▶ Objective
How many lines of the records below contain the word "ଫଇସଲ"? Answer with the number alone.

Saved entries
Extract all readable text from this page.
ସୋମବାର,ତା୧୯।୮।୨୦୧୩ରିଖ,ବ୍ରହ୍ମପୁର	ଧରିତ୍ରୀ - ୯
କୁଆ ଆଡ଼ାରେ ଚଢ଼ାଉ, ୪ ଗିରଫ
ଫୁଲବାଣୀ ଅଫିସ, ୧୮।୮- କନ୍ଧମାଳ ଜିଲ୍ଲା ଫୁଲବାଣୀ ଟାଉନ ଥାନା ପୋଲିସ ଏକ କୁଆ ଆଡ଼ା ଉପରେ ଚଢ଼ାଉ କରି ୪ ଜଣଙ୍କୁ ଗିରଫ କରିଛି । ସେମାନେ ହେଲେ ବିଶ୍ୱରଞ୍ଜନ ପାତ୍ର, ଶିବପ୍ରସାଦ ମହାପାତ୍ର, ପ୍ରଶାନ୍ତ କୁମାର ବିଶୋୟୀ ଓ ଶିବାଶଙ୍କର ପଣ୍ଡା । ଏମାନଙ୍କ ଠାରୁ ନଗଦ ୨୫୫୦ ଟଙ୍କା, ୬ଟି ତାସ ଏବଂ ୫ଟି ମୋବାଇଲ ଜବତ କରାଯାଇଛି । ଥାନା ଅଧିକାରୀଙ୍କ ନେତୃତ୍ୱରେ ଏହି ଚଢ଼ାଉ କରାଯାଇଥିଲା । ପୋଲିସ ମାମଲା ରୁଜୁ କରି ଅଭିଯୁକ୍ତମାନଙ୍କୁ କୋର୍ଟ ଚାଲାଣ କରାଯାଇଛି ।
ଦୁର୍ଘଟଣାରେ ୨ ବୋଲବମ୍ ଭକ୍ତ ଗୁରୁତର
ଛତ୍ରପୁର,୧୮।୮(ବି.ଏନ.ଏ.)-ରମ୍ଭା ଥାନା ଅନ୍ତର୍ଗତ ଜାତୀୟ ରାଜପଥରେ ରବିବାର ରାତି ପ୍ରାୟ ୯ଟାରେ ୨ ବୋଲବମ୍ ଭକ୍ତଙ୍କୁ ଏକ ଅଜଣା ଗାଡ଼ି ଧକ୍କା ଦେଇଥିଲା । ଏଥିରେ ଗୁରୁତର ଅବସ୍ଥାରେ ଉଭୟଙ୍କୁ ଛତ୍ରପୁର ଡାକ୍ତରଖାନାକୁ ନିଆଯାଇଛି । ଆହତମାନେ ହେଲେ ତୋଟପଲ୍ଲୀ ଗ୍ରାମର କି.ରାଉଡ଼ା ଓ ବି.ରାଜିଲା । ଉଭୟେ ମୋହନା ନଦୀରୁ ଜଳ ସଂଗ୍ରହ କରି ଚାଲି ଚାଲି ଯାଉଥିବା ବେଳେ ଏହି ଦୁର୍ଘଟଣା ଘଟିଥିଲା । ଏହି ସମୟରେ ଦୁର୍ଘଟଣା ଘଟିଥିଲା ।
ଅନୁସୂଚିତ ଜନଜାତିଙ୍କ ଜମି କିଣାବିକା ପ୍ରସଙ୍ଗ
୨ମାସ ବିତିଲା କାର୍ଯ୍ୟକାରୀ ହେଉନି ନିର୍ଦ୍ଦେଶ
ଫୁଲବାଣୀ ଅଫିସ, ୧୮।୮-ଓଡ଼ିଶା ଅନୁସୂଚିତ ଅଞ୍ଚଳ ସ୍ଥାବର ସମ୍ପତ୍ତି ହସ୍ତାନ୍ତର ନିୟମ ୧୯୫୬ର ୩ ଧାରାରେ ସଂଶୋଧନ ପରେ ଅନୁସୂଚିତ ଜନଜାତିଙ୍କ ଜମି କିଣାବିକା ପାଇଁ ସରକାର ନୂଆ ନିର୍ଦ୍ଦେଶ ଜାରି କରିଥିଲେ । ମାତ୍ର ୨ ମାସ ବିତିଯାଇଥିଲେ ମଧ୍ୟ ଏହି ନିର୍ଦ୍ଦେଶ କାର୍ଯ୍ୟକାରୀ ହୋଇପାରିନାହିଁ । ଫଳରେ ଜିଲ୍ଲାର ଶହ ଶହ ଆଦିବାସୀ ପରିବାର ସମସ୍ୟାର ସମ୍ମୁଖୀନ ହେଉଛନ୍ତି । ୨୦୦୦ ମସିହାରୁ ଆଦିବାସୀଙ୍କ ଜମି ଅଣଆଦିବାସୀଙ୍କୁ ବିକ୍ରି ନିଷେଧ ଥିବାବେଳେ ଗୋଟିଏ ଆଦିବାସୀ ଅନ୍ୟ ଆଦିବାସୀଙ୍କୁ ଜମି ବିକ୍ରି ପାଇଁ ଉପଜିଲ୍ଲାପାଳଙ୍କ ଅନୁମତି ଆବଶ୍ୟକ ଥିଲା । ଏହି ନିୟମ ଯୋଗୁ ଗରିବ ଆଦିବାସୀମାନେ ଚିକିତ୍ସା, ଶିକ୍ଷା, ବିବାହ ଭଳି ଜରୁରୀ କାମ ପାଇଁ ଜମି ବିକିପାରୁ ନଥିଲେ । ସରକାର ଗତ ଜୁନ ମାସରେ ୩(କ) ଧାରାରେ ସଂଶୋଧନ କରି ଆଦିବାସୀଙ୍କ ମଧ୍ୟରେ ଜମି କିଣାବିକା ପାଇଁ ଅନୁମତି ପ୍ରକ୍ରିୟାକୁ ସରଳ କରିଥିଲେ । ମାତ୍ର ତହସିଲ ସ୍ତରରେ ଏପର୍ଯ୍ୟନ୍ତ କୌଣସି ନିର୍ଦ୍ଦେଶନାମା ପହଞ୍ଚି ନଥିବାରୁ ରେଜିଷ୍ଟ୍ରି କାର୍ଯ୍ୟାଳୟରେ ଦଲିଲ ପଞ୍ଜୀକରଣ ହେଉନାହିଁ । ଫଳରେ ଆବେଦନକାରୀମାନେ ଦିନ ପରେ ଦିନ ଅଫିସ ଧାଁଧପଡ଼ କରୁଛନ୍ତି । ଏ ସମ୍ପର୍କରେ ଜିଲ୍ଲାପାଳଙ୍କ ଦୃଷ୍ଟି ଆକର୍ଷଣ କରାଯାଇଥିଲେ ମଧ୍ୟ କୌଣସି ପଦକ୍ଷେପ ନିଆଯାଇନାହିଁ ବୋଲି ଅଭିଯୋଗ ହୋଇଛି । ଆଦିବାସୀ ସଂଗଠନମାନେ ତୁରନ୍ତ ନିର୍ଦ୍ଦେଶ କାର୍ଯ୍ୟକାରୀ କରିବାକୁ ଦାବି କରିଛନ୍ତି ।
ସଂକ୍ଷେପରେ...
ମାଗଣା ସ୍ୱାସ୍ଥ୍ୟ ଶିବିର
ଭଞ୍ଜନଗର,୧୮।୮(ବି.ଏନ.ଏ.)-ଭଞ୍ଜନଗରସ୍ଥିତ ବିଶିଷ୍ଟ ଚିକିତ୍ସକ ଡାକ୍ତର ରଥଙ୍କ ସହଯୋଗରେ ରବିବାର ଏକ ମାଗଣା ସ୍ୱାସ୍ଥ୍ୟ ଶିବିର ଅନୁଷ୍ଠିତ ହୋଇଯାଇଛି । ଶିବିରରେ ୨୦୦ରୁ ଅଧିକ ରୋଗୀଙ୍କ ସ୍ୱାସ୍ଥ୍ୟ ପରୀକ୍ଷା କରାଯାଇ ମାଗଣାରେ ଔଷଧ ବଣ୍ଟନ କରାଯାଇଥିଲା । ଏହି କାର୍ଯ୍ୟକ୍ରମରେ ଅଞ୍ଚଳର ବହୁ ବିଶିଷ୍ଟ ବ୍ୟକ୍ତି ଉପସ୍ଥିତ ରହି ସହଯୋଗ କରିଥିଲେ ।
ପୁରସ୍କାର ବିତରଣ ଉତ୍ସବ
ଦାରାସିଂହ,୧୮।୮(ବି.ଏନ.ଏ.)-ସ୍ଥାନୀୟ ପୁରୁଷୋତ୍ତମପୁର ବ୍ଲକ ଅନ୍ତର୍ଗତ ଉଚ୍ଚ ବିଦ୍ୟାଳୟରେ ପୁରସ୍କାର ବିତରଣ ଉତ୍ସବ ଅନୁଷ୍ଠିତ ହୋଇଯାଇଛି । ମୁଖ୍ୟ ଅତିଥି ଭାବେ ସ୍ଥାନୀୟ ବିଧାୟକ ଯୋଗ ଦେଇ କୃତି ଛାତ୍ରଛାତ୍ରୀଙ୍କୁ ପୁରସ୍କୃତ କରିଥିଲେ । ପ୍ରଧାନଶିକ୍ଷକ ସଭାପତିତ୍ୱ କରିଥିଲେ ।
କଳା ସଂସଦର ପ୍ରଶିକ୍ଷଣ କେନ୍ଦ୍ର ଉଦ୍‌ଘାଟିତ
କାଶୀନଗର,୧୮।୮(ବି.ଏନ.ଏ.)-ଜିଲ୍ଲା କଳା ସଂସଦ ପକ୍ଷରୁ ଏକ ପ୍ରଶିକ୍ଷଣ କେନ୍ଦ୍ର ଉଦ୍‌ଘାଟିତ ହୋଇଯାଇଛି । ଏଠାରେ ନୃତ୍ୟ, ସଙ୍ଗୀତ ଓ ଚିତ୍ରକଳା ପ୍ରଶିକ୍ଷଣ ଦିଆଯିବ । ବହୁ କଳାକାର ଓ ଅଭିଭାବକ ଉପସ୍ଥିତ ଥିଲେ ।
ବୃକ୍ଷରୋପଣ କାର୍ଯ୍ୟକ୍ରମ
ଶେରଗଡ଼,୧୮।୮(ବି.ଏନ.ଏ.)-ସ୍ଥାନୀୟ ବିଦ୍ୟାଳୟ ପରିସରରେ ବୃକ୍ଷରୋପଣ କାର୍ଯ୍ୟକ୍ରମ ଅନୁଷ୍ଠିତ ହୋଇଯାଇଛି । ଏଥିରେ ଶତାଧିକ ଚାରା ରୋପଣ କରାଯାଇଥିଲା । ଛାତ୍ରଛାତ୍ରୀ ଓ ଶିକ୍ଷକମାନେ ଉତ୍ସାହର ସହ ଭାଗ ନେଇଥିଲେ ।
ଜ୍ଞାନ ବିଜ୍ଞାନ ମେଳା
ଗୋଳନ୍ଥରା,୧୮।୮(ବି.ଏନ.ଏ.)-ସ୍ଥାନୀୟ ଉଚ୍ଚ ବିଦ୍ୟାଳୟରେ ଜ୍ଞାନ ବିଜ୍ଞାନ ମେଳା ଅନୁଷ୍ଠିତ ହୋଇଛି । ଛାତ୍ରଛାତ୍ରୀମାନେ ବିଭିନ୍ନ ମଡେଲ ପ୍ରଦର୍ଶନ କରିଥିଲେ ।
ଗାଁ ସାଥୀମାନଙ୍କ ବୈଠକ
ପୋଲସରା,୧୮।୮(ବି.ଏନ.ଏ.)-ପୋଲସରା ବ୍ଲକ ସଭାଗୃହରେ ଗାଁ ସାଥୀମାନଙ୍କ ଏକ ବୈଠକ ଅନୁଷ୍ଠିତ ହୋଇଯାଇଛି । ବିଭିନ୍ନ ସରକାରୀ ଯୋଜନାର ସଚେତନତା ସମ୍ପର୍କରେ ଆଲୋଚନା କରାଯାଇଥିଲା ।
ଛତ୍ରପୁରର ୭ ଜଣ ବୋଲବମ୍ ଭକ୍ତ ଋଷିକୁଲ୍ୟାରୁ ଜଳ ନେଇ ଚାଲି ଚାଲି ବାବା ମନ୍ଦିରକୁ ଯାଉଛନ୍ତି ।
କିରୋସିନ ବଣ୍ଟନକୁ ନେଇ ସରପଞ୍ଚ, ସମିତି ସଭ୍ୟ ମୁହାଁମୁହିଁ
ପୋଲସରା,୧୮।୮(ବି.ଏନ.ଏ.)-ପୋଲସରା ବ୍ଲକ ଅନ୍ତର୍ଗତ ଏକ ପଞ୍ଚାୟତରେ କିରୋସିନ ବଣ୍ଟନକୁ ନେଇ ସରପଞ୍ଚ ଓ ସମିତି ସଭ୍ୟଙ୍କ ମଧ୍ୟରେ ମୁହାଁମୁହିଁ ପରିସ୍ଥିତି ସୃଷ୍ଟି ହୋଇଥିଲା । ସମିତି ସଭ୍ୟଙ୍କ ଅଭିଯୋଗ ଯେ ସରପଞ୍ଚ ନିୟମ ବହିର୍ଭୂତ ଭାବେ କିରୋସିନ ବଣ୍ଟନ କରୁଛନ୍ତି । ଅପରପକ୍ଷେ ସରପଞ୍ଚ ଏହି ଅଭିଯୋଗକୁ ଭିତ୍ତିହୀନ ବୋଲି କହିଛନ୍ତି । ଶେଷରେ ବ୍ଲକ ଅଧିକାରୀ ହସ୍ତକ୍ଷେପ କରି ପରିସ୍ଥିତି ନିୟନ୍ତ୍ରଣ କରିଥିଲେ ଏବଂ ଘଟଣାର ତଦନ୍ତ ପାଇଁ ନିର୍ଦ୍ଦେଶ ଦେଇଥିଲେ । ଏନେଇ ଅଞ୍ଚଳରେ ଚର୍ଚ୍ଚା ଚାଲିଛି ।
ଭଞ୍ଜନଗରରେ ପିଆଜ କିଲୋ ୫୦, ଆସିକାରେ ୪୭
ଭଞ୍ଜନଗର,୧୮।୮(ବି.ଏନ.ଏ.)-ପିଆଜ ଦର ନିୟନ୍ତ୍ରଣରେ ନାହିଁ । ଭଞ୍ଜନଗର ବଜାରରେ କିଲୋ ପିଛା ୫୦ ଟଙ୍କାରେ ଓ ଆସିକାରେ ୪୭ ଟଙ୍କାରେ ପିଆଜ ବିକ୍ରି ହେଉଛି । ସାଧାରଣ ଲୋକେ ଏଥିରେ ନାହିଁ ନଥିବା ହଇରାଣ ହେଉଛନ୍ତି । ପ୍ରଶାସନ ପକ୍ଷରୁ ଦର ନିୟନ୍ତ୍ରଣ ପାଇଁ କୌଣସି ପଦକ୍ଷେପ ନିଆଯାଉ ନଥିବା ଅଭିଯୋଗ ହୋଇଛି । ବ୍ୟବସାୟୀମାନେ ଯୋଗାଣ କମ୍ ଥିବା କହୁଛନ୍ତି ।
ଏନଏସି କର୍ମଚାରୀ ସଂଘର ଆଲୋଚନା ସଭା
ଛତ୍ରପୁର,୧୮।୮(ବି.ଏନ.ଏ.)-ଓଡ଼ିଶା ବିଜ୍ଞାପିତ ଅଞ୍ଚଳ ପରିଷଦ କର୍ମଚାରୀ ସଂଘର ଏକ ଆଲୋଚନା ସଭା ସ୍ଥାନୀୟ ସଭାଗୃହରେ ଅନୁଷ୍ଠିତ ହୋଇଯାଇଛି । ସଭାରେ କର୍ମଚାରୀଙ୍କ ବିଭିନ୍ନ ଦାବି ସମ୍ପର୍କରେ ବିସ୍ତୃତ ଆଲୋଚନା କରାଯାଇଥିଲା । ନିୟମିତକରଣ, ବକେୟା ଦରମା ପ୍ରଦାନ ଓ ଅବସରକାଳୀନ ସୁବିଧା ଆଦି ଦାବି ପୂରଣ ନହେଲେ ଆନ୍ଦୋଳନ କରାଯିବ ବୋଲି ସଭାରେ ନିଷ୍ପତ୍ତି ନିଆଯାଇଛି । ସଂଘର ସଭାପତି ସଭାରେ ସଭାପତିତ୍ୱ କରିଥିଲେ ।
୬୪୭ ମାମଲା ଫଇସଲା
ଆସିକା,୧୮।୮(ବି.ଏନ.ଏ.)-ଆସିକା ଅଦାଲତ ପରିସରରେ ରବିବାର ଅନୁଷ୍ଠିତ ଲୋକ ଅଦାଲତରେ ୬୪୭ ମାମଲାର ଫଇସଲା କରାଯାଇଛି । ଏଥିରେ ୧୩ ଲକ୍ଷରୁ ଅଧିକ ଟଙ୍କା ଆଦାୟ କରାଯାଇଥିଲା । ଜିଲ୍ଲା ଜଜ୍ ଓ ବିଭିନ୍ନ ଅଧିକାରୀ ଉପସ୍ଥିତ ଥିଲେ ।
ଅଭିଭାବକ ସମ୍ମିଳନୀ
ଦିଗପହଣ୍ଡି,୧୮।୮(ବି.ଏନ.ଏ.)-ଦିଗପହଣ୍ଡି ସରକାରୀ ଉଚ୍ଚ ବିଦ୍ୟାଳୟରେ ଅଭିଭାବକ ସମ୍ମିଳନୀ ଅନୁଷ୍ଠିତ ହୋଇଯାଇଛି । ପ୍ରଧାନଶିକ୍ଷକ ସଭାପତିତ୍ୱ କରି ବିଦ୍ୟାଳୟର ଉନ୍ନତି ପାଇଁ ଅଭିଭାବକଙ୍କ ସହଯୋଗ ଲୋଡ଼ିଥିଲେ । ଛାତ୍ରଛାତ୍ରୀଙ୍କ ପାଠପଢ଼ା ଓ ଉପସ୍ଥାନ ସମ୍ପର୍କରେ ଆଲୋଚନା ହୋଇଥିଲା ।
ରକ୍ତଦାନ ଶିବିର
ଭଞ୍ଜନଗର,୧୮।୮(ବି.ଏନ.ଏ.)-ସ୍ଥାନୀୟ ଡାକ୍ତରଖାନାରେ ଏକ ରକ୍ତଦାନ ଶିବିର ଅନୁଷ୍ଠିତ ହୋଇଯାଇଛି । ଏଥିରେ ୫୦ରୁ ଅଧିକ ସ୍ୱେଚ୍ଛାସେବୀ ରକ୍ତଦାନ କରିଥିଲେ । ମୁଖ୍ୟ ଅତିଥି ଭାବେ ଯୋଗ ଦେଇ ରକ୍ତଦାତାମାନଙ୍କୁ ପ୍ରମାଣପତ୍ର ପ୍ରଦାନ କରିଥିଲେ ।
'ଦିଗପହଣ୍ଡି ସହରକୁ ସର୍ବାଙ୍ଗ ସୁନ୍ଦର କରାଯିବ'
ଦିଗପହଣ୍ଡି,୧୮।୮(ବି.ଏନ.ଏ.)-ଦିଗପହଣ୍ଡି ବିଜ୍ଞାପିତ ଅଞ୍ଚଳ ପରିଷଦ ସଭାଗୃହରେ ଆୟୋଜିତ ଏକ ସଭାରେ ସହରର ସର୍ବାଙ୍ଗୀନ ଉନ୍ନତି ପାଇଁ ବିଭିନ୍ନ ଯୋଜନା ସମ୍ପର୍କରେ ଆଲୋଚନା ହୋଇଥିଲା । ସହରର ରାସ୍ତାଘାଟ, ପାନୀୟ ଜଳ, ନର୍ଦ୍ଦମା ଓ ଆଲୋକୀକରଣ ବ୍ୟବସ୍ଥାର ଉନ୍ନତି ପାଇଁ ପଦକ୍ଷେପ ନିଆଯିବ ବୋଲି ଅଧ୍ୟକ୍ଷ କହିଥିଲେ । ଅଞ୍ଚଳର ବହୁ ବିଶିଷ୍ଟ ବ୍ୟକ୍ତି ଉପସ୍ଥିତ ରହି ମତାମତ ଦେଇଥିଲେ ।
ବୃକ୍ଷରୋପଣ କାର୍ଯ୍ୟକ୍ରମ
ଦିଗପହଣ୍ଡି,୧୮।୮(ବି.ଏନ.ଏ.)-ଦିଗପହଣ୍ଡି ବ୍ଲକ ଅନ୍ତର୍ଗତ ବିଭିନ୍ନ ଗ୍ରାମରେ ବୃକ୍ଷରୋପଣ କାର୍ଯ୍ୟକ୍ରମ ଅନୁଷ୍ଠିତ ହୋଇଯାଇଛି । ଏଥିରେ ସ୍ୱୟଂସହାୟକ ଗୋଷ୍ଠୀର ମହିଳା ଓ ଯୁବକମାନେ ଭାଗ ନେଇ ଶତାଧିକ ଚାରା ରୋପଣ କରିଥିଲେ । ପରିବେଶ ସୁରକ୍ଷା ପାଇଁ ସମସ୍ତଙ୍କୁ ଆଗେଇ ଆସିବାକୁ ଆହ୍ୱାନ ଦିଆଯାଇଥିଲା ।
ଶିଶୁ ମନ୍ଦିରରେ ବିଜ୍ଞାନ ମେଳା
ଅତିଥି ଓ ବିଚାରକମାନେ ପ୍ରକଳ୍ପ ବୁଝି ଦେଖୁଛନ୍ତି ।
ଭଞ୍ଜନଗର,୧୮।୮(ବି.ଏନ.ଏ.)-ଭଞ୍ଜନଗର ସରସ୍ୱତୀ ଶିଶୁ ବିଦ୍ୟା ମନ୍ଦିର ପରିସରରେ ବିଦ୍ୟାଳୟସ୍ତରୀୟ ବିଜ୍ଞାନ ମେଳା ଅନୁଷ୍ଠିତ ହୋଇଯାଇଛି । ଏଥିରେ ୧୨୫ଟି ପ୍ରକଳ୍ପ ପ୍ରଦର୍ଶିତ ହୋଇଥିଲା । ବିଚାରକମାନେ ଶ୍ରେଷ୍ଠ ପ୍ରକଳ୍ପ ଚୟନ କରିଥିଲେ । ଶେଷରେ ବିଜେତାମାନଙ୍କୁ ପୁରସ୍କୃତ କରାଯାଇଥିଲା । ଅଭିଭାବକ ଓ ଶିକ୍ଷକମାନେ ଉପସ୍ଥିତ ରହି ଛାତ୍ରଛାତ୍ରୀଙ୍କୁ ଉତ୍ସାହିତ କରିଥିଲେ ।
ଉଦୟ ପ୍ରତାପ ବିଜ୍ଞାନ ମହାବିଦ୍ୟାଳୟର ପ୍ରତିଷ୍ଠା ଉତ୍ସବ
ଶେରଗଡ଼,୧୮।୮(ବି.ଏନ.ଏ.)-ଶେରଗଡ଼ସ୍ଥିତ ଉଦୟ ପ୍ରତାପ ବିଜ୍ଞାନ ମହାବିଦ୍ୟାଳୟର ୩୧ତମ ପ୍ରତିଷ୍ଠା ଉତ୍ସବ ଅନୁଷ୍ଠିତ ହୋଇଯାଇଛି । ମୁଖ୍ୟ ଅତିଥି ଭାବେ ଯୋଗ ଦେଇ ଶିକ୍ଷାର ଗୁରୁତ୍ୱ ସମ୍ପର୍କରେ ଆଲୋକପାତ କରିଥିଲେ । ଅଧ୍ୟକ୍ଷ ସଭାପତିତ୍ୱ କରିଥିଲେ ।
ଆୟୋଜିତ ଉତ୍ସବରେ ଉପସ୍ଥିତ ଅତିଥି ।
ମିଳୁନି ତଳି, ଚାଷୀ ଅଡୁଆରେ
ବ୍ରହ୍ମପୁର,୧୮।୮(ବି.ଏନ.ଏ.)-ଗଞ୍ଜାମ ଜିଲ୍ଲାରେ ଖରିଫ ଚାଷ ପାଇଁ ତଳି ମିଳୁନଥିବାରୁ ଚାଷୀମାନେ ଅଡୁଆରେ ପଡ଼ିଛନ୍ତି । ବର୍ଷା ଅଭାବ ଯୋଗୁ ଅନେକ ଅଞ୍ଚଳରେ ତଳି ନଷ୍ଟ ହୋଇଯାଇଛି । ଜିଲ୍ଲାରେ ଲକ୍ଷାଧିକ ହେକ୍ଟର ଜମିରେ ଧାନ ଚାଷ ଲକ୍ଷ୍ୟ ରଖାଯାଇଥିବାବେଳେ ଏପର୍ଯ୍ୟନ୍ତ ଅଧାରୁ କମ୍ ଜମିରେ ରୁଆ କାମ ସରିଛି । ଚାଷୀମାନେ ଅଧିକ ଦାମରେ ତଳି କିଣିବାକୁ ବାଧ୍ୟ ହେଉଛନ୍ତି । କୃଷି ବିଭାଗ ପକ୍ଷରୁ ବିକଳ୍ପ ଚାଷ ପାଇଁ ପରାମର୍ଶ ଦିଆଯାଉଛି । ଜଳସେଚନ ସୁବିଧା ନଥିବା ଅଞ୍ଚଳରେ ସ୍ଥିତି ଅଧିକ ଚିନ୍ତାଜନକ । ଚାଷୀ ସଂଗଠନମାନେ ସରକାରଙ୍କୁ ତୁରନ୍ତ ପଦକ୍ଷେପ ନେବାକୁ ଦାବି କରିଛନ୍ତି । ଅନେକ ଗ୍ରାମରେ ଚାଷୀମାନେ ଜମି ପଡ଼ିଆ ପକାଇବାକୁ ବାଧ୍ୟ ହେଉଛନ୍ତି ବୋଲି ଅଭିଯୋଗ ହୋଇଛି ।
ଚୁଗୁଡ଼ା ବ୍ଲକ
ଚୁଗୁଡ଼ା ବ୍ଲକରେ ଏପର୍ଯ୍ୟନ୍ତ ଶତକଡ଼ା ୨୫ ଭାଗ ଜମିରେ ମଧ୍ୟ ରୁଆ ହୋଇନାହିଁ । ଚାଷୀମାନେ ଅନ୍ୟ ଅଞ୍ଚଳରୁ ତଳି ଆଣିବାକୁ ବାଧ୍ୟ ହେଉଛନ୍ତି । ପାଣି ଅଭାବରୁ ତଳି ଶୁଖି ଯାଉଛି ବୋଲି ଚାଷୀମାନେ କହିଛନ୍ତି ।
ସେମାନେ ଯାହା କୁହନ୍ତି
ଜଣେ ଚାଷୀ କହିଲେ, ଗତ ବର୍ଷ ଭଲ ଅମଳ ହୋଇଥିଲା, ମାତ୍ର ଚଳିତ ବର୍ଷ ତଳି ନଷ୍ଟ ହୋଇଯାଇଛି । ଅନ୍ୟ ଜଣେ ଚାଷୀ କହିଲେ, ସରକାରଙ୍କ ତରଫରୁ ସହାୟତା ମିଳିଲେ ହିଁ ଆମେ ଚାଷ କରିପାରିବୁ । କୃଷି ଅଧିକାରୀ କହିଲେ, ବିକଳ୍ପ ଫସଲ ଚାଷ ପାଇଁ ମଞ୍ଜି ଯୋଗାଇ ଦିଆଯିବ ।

▶ Response below
2